*Input records*:
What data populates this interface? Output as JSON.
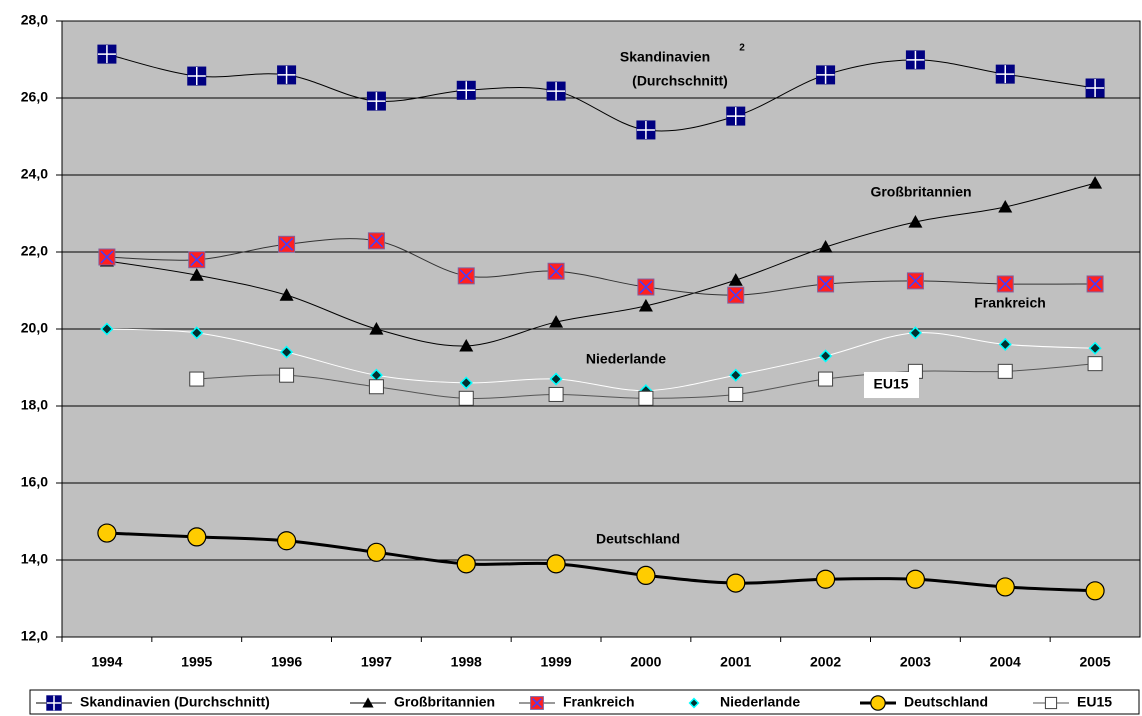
{
  "chart_data": {
    "type": "line",
    "categories": [
      "1994",
      "1995",
      "1996",
      "1997",
      "1998",
      "1999",
      "2000",
      "2001",
      "2002",
      "2003",
      "2004",
      "2005"
    ],
    "ylim": [
      12,
      28
    ],
    "yticks": [
      {
        "value": 12,
        "label": "12,0"
      },
      {
        "value": 14,
        "label": "14,0"
      },
      {
        "value": 16,
        "label": "16,0"
      },
      {
        "value": 18,
        "label": "18,0"
      },
      {
        "value": 20,
        "label": "20,0"
      },
      {
        "value": 22,
        "label": "22,0"
      },
      {
        "value": 24,
        "label": "24,0"
      },
      {
        "value": 26,
        "label": "26,0"
      },
      {
        "value": 28,
        "label": "28,0"
      }
    ],
    "grid": true,
    "legend": "bottom",
    "series": [
      {
        "name": "Skandinavien (Durchschnitt)",
        "color": "#000000",
        "marker": "square-cross",
        "marker_color": "#000080",
        "values": [
          27.14,
          26.57,
          26.6,
          25.92,
          26.2,
          26.18,
          25.17,
          25.53,
          26.6,
          26.99,
          26.62,
          26.26
        ]
      },
      {
        "name": "Großbritannien",
        "color": "#000000",
        "marker": "triangle",
        "marker_color": "#000000",
        "values": [
          21.77,
          21.4,
          20.88,
          20.0,
          19.56,
          20.18,
          20.6,
          21.27,
          22.13,
          22.78,
          23.17,
          23.79
        ]
      },
      {
        "name": "Frankreich",
        "color": "#333333",
        "marker": "square-x",
        "marker_color": "#ff2020",
        "values": [
          21.87,
          21.8,
          22.2,
          22.29,
          21.38,
          21.5,
          21.09,
          20.88,
          21.17,
          21.25,
          21.17,
          21.17
        ]
      },
      {
        "name": "Niederlande",
        "color": "#ffffff",
        "marker": "diamond",
        "marker_color": "#00a0a0",
        "values": [
          20.0,
          19.9,
          19.4,
          18.8,
          18.6,
          18.7,
          18.4,
          18.8,
          19.3,
          19.9,
          19.6,
          19.5
        ]
      },
      {
        "name": "Deutschland",
        "color": "#000000",
        "marker": "circle",
        "marker_color": "#ffcc00",
        "values": [
          14.7,
          14.6,
          14.5,
          14.2,
          13.9,
          13.9,
          13.6,
          13.4,
          13.5,
          13.5,
          13.3,
          13.2
        ]
      },
      {
        "name": "EU15",
        "color": "#555555",
        "marker": "square",
        "marker_color": "#ffffff",
        "values": [
          null,
          18.7,
          18.8,
          18.5,
          18.2,
          18.3,
          18.2,
          18.3,
          18.7,
          18.9,
          18.9,
          19.1
        ]
      }
    ],
    "annotations": [
      "Skandinavien",
      "2",
      "(Durchschnitt)",
      "Großbritannien",
      "Frankreich",
      "Niederlande",
      "EU15",
      "Deutschland"
    ]
  }
}
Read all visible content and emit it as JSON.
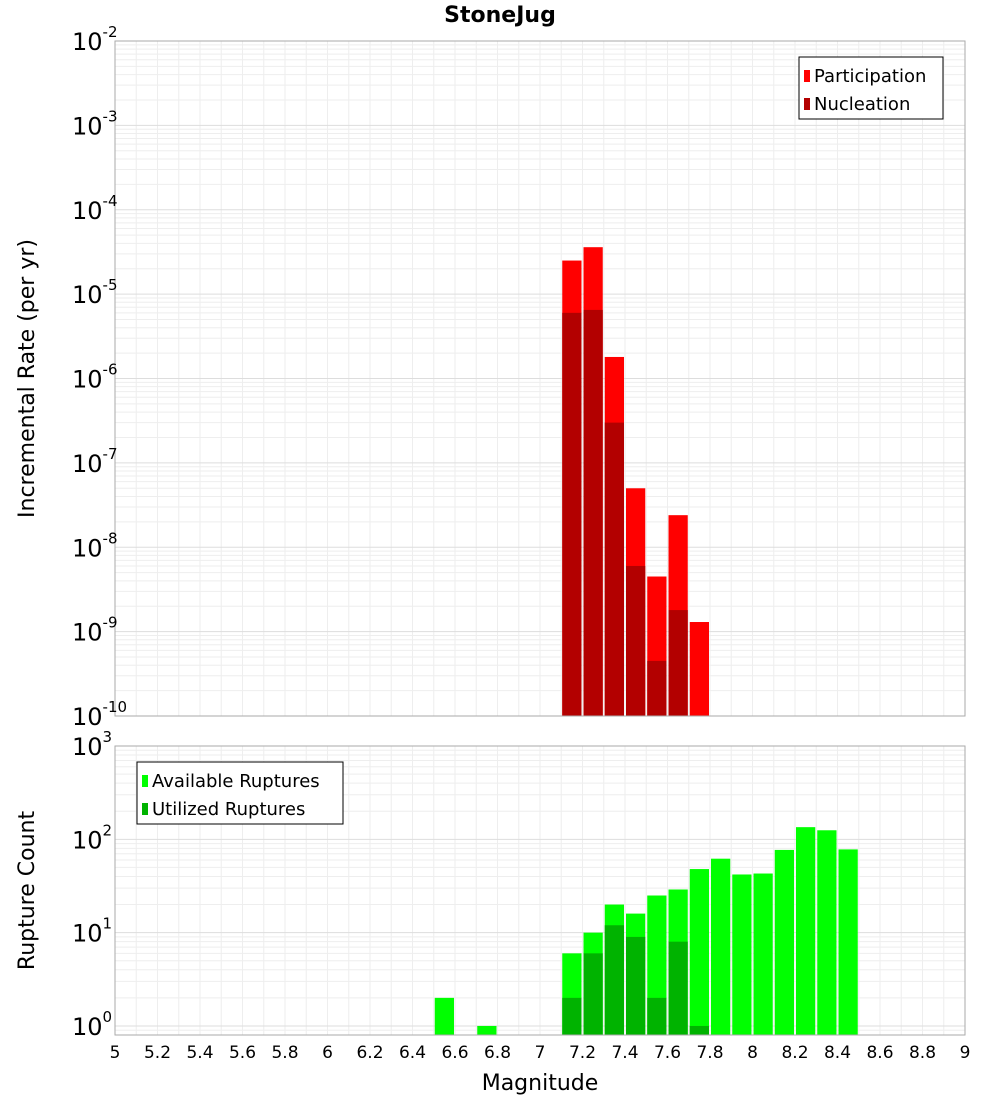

*Instructions for the task*: From the records given above, reproduce all text exactly and exclude each picture.

*Full answer*:
What data populates this interface? Output as JSON.
{
  "chart_data": {
    "type": "line",
    "categories": [
      "1994",
      "1995",
      "1996",
      "1997",
      "1998",
      "1999",
      "2000",
      "2001",
      "2002",
      "2003",
      "2004",
      "2005"
    ],
    "ylim": [
      12,
      28
    ],
    "yticks": [
      {
        "value": 12,
        "label": "12,0"
      },
      {
        "value": 14,
        "label": "14,0"
      },
      {
        "value": 16,
        "label": "16,0"
      },
      {
        "value": 18,
        "label": "18,0"
      },
      {
        "value": 20,
        "label": "20,0"
      },
      {
        "value": 22,
        "label": "22,0"
      },
      {
        "value": 24,
        "label": "24,0"
      },
      {
        "value": 26,
        "label": "26,0"
      },
      {
        "value": 28,
        "label": "28,0"
      }
    ],
    "grid": true,
    "legend": "bottom",
    "series": [
      {
        "name": "Skandinavien (Durchschnitt)",
        "color": "#000000",
        "marker": "square-cross",
        "marker_color": "#000080",
        "values": [
          27.14,
          26.57,
          26.6,
          25.92,
          26.2,
          26.18,
          25.17,
          25.53,
          26.6,
          26.99,
          26.62,
          26.26
        ]
      },
      {
        "name": "Großbritannien",
        "color": "#000000",
        "marker": "triangle",
        "marker_color": "#000000",
        "values": [
          21.77,
          21.4,
          20.88,
          20.0,
          19.56,
          20.18,
          20.6,
          21.27,
          22.13,
          22.78,
          23.17,
          23.79
        ]
      },
      {
        "name": "Frankreich",
        "color": "#333333",
        "marker": "square-x",
        "marker_color": "#ff2020",
        "values": [
          21.87,
          21.8,
          22.2,
          22.29,
          21.38,
          21.5,
          21.09,
          20.88,
          21.17,
          21.25,
          21.17,
          21.17
        ]
      },
      {
        "name": "Niederlande",
        "color": "#ffffff",
        "marker": "diamond",
        "marker_color": "#00a0a0",
        "values": [
          20.0,
          19.9,
          19.4,
          18.8,
          18.6,
          18.7,
          18.4,
          18.8,
          19.3,
          19.9,
          19.6,
          19.5
        ]
      },
      {
        "name": "Deutschland",
        "color": "#000000",
        "marker": "circle",
        "marker_color": "#ffcc00",
        "values": [
          14.7,
          14.6,
          14.5,
          14.2,
          13.9,
          13.9,
          13.6,
          13.4,
          13.5,
          13.5,
          13.3,
          13.2
        ]
      },
      {
        "name": "EU15",
        "color": "#555555",
        "marker": "square",
        "marker_color": "#ffffff",
        "values": [
          null,
          18.7,
          18.8,
          18.5,
          18.2,
          18.3,
          18.2,
          18.3,
          18.7,
          18.9,
          18.9,
          19.1
        ]
      }
    ],
    "annotations": [
      "Skandinavien",
      "2",
      "(Durchschnitt)",
      "Großbritannien",
      "Frankreich",
      "Niederlande",
      "EU15",
      "Deutschland"
    ]
  }
}
Read all visible content and emit it as JSON.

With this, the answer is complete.